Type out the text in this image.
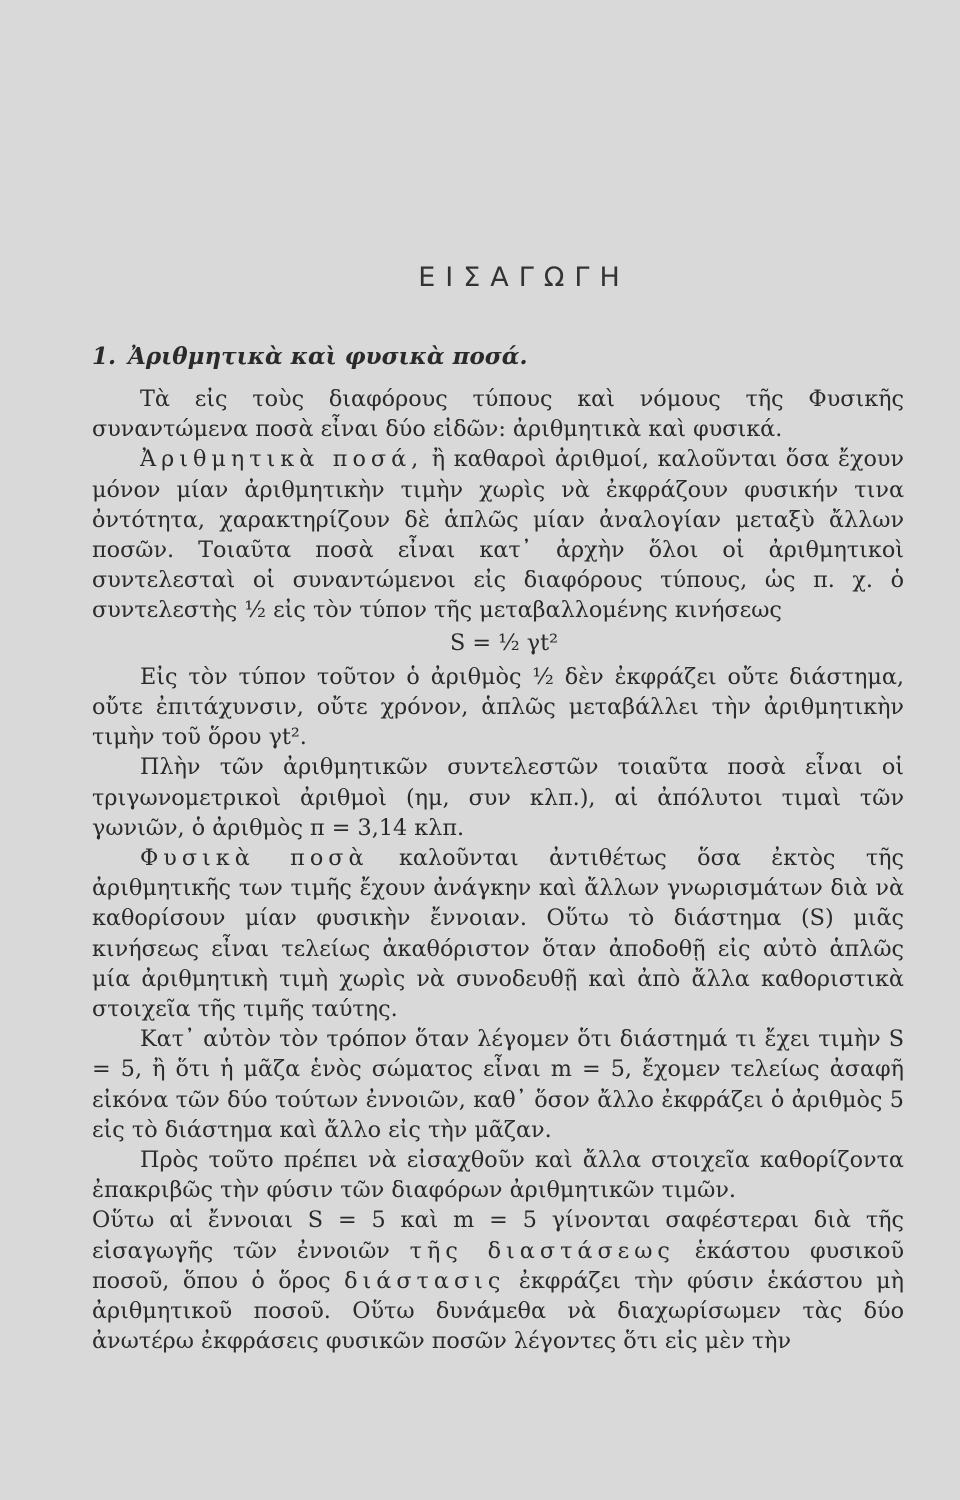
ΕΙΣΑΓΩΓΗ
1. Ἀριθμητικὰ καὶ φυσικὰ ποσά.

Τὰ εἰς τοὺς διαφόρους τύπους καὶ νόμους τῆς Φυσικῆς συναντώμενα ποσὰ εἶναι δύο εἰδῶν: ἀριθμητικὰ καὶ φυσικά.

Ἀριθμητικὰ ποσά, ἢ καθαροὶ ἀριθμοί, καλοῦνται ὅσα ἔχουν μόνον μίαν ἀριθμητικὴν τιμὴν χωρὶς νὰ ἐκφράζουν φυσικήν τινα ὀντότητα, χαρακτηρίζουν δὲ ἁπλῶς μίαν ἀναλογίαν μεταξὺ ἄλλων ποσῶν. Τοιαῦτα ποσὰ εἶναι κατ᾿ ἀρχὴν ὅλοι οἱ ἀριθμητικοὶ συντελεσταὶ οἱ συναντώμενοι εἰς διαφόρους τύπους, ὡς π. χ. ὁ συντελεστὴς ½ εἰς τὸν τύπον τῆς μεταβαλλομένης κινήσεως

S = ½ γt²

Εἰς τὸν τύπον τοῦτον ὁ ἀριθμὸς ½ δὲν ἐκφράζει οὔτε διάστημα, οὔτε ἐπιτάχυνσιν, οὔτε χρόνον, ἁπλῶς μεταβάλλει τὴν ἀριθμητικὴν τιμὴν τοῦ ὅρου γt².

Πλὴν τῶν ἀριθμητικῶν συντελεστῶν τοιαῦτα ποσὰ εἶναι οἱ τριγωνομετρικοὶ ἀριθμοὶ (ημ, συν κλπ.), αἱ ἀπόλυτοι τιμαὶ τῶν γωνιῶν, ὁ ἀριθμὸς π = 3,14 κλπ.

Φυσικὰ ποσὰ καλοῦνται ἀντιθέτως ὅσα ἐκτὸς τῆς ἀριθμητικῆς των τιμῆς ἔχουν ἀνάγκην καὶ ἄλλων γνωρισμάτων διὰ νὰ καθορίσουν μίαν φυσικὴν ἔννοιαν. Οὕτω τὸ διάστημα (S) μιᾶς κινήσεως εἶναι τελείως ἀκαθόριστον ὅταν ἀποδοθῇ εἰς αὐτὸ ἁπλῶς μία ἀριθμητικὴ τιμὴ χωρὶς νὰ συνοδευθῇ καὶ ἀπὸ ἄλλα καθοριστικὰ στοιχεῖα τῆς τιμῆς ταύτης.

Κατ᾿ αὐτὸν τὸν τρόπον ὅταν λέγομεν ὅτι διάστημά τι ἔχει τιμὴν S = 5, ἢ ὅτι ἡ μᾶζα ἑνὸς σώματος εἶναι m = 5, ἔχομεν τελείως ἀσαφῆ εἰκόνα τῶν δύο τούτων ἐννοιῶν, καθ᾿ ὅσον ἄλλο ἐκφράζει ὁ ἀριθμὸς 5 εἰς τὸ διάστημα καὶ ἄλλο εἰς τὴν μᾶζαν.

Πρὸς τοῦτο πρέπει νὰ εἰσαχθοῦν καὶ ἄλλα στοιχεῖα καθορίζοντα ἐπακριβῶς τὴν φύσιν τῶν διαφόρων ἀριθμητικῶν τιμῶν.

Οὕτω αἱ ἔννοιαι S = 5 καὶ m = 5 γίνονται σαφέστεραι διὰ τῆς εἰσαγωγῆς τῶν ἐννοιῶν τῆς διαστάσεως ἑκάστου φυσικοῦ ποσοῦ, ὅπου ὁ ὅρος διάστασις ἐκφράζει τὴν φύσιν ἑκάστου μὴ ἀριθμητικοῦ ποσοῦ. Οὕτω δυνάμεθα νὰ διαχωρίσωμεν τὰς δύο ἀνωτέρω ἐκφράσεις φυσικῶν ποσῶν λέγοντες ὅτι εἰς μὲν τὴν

* * *

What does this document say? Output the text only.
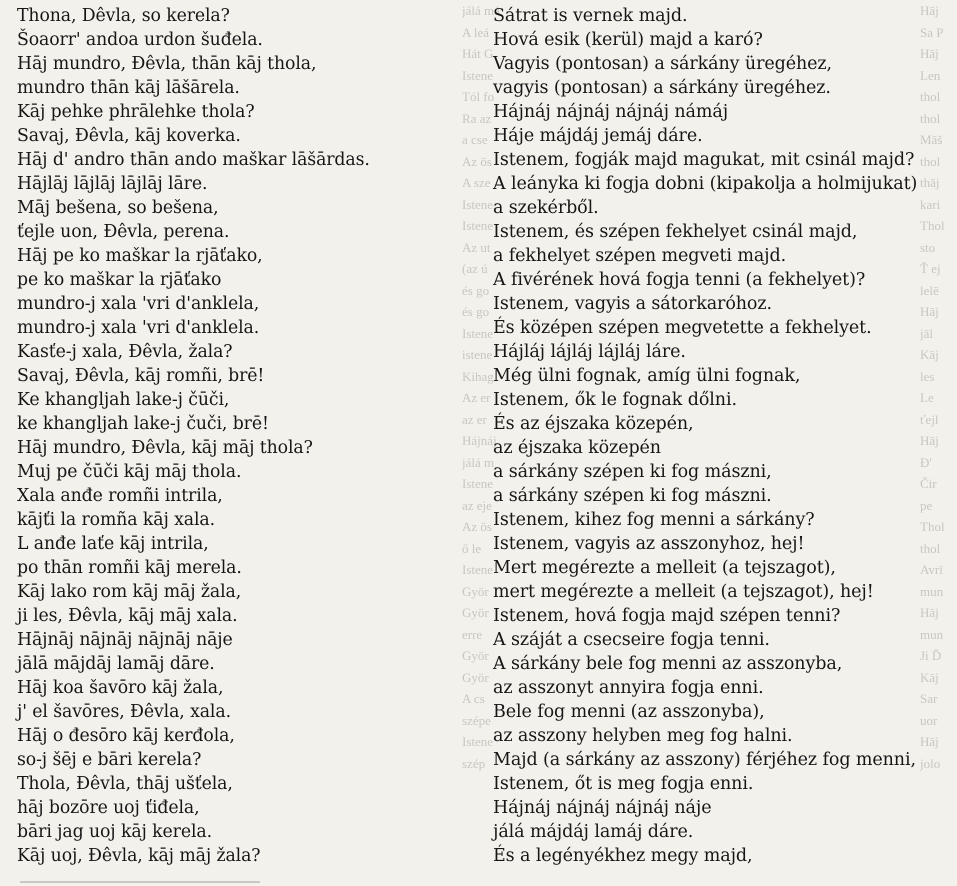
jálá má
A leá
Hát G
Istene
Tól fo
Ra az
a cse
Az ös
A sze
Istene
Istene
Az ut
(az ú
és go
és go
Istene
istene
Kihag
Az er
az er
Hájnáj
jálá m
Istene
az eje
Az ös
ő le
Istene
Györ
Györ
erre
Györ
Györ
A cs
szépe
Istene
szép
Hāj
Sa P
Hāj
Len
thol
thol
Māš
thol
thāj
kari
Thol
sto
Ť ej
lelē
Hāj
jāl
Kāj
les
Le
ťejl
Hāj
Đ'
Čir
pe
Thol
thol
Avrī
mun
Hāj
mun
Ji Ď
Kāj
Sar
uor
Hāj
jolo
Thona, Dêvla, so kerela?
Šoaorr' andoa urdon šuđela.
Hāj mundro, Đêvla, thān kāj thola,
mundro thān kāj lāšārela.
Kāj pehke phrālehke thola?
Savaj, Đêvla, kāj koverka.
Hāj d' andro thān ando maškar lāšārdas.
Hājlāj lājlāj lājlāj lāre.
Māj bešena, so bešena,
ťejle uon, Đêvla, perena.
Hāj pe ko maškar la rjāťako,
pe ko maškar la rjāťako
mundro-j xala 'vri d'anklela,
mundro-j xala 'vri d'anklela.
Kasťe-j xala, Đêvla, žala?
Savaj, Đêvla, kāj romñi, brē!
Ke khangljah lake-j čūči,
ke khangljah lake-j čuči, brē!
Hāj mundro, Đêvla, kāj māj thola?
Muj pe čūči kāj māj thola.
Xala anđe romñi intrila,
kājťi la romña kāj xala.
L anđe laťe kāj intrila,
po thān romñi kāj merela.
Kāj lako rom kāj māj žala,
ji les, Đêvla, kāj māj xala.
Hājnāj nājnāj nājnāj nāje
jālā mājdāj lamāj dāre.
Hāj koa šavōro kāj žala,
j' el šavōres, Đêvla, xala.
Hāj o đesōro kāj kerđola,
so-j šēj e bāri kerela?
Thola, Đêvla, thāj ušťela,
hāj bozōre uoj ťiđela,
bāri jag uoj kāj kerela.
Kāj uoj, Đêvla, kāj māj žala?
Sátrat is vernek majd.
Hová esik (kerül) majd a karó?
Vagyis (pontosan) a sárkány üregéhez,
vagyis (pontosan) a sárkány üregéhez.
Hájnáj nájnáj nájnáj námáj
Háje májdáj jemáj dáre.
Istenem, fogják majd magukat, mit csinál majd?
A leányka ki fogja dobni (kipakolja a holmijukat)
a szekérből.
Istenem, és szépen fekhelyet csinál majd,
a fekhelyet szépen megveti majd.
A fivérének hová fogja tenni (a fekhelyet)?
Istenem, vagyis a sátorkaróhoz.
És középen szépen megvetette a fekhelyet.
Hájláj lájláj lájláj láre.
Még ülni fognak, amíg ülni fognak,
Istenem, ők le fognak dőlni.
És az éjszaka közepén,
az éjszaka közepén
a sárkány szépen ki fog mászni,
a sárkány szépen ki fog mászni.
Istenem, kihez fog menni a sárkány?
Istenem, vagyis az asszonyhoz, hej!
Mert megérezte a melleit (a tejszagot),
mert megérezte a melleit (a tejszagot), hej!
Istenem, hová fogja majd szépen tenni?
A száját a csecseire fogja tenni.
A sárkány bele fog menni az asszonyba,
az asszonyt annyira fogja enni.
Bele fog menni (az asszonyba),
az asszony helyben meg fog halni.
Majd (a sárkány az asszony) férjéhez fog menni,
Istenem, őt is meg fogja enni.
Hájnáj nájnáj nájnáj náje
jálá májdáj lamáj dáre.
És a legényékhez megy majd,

Short problem
Of all the lines above, how many contain the word "üregéhez"? Give the number and nothing else.

In response
2